>> start Exercise inputs
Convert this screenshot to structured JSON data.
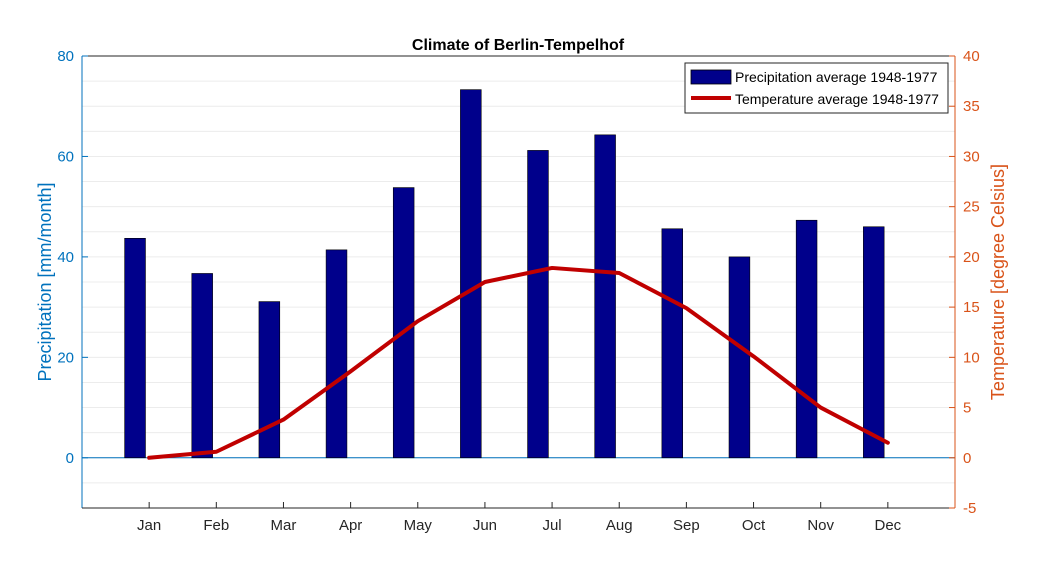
{
  "chart_data": {
    "type": "bar+line",
    "title": "Climate of Berlin-Tempelhof",
    "categories": [
      "Jan",
      "Feb",
      "Mar",
      "Apr",
      "May",
      "Jun",
      "Jul",
      "Aug",
      "Sep",
      "Oct",
      "Nov",
      "Dec"
    ],
    "left_axis": {
      "label": "Precipitation [mm/month]",
      "range": [
        -10,
        80
      ],
      "ticks": [
        "0",
        "20",
        "40",
        "60",
        "80"
      ],
      "tick_values": [
        0,
        20,
        40,
        60,
        80
      ],
      "color": "#0072bd"
    },
    "right_axis": {
      "label": "Temperature [degree Celsius]",
      "range": [
        -5,
        40
      ],
      "ticks": [
        "-5",
        "0",
        "5",
        "10",
        "15",
        "20",
        "25",
        "30",
        "35",
        "40"
      ],
      "tick_values": [
        -5,
        0,
        5,
        10,
        15,
        20,
        25,
        30,
        35,
        40
      ],
      "color": "#d95319"
    },
    "series": [
      {
        "name": "Precipitation average 1948-1977",
        "type": "bar",
        "axis": "left",
        "color": "#00008b",
        "values": [
          43.7,
          36.7,
          31.1,
          41.4,
          53.8,
          73.3,
          61.2,
          64.3,
          45.6,
          40.0,
          47.3,
          46.0
        ]
      },
      {
        "name": "Temperature average 1948-1977",
        "type": "line",
        "axis": "right",
        "color": "#c00000",
        "values": [
          0.0,
          0.6,
          3.8,
          8.6,
          13.6,
          17.5,
          18.9,
          18.4,
          14.9,
          10.1,
          5.0,
          1.5
        ]
      }
    ],
    "grid": "horizontal minor",
    "zero_line": true,
    "legend_position": "top-right"
  }
}
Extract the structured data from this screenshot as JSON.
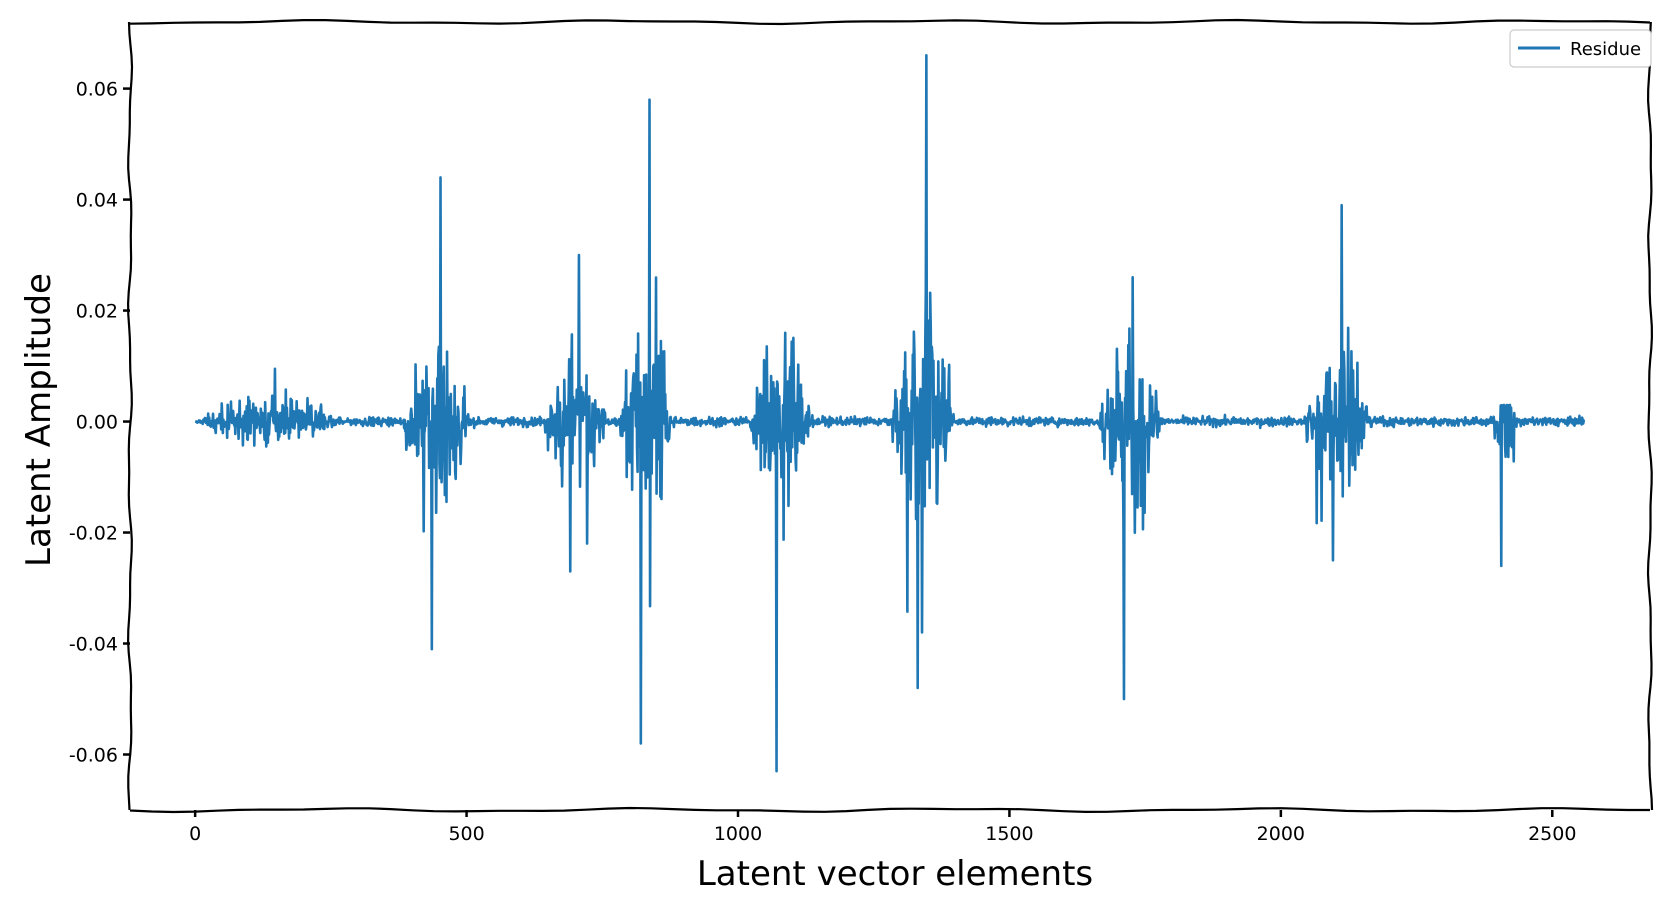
{
  "chart_data": {
    "type": "line",
    "title": "",
    "xlabel": "Latent vector elements",
    "ylabel": "Latent Amplitude",
    "xlim": [
      -120,
      2680
    ],
    "ylim": [
      -0.07,
      0.072
    ],
    "xticks": [
      0,
      500,
      1000,
      1500,
      2000,
      2500
    ],
    "yticks": [
      0.06,
      0.04,
      0.02,
      0.0,
      -0.02,
      -0.04,
      -0.06
    ],
    "xtick_labels": [
      "0",
      "500",
      "1000",
      "1500",
      "2000",
      "2500"
    ],
    "ytick_labels": [
      "0.06",
      "0.04",
      "0.02",
      "0.00",
      "-0.02",
      "-0.04",
      "-0.06"
    ],
    "grid": false,
    "legend_position": "top-right",
    "colors": {
      "series": "#1f77b4",
      "frame": "#000000",
      "background": "#ffffff"
    },
    "series": [
      {
        "name": "Residue",
        "n_points": 2560,
        "baseline_noise": 0.0015,
        "bursts": [
          {
            "start": 0,
            "end": 280,
            "amp": 0.004,
            "max": 0.0095,
            "min": -0.0045
          },
          {
            "start": 380,
            "end": 510,
            "amp": 0.014,
            "max": 0.044,
            "min": -0.041
          },
          {
            "start": 640,
            "end": 760,
            "amp": 0.011,
            "max": 0.03,
            "min": -0.027
          },
          {
            "start": 780,
            "end": 880,
            "amp": 0.018,
            "max": 0.058,
            "min": -0.058
          },
          {
            "start": 1020,
            "end": 1140,
            "amp": 0.014,
            "max": 0.016,
            "min": -0.063
          },
          {
            "start": 1280,
            "end": 1400,
            "amp": 0.02,
            "max": 0.066,
            "min": -0.048
          },
          {
            "start": 1660,
            "end": 1780,
            "amp": 0.014,
            "max": 0.026,
            "min": -0.05
          },
          {
            "start": 2040,
            "end": 2170,
            "amp": 0.012,
            "max": 0.039,
            "min": -0.025
          },
          {
            "start": 2390,
            "end": 2440,
            "amp": 0.006,
            "max": 0.003,
            "min": -0.026
          }
        ]
      }
    ]
  }
}
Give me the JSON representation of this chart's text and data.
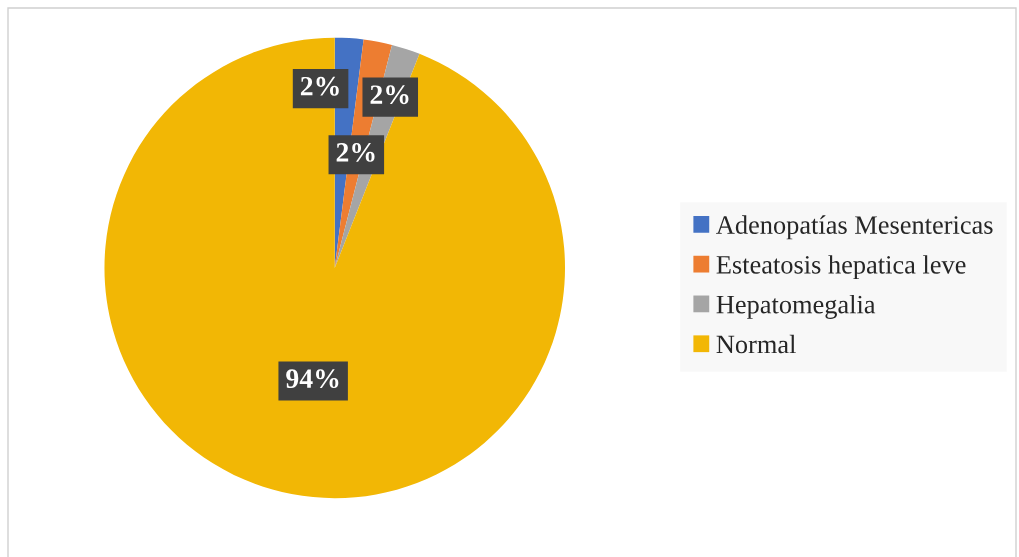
{
  "chart_data": {
    "type": "pie",
    "categories": [
      "Adenopatías Mesentericas",
      "Esteatosis hepatica leve",
      "Hepatomegalia",
      "Normal"
    ],
    "values": [
      2,
      2,
      2,
      94
    ],
    "colors": [
      "#4472c4",
      "#ed7d31",
      "#a5a5a5",
      "#f2b705"
    ],
    "value_labels": [
      "2%",
      "2%",
      "2%",
      "94%"
    ],
    "legend": "right"
  }
}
>> end Exercise inputs
- [Directions for this task]
Copy each line of the preceding data that contains the string "name".

- [The answer]
        "name": "Precipitation average 1948-1977",
        "name": "Temperature average 1948-1977",
        "name": "Residue",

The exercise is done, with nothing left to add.